• Set task: Reply with only the number of lines that contain the string "http".
§
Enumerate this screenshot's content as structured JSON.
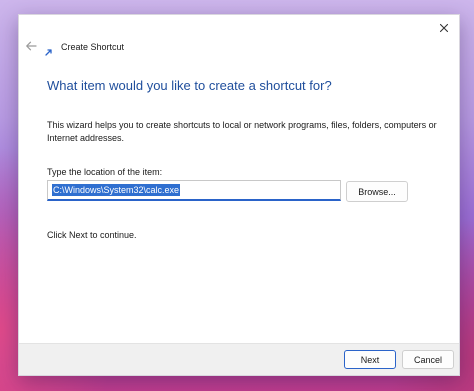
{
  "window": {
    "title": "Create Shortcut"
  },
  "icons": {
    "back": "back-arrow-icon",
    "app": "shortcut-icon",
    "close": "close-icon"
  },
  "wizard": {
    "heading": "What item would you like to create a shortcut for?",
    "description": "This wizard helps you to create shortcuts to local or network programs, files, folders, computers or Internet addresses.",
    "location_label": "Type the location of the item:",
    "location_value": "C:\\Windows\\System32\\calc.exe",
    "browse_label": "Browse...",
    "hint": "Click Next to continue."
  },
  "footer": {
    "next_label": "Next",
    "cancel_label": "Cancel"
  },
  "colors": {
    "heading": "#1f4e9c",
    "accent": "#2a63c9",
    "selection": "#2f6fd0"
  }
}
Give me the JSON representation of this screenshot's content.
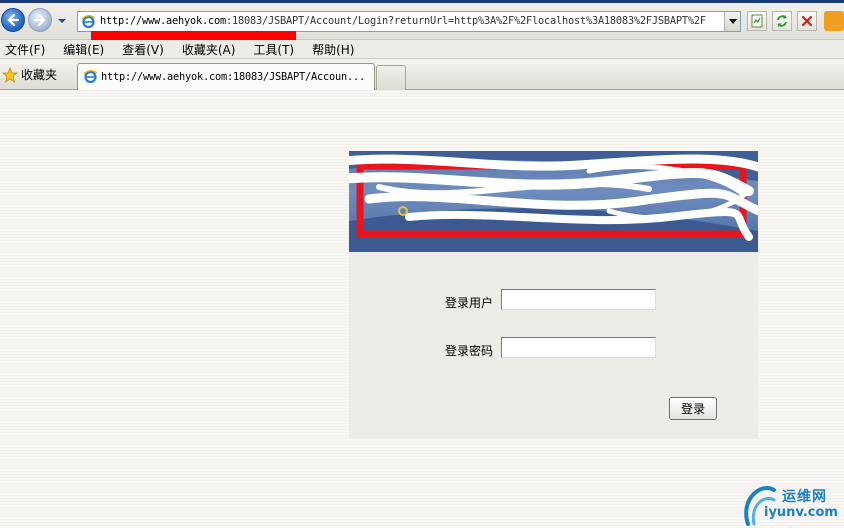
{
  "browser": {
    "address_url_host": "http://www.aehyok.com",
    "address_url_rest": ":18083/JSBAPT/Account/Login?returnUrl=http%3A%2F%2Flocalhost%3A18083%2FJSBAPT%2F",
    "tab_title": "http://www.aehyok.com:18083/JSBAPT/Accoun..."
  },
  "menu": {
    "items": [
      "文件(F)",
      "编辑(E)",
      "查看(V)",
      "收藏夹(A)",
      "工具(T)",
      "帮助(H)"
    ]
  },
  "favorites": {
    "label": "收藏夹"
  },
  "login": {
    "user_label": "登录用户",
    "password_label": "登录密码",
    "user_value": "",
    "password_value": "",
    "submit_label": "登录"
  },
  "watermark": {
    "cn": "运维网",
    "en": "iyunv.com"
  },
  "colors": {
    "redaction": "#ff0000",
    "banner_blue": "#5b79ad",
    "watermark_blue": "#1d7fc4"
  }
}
§
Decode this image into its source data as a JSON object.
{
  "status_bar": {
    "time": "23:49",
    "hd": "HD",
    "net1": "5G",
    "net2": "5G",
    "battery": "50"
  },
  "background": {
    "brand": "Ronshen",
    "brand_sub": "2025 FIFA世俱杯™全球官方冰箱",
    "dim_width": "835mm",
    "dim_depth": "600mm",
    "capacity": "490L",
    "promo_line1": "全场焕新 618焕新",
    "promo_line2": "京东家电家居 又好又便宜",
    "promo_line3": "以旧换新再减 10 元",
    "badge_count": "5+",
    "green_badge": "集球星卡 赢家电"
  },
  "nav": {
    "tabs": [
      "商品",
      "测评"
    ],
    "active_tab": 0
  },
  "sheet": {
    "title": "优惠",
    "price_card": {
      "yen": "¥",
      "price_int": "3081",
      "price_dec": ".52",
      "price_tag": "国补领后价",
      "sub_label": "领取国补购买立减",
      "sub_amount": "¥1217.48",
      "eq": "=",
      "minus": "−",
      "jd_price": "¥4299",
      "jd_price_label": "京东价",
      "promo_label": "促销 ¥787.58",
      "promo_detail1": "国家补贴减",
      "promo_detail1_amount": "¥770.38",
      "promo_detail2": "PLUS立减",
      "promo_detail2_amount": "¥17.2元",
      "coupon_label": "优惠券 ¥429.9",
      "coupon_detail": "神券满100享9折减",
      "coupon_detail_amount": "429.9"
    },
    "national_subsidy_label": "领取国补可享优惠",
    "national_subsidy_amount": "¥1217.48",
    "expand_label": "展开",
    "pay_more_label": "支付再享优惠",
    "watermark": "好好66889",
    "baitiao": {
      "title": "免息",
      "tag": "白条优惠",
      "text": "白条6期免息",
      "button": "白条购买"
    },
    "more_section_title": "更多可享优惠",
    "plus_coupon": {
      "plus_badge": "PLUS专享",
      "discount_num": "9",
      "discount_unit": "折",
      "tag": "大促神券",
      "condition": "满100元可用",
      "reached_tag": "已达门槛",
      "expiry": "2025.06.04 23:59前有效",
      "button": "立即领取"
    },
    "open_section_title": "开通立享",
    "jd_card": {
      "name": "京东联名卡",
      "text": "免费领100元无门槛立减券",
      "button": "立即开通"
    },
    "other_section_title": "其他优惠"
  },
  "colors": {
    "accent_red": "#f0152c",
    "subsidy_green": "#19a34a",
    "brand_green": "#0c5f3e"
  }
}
§
• Response below: 3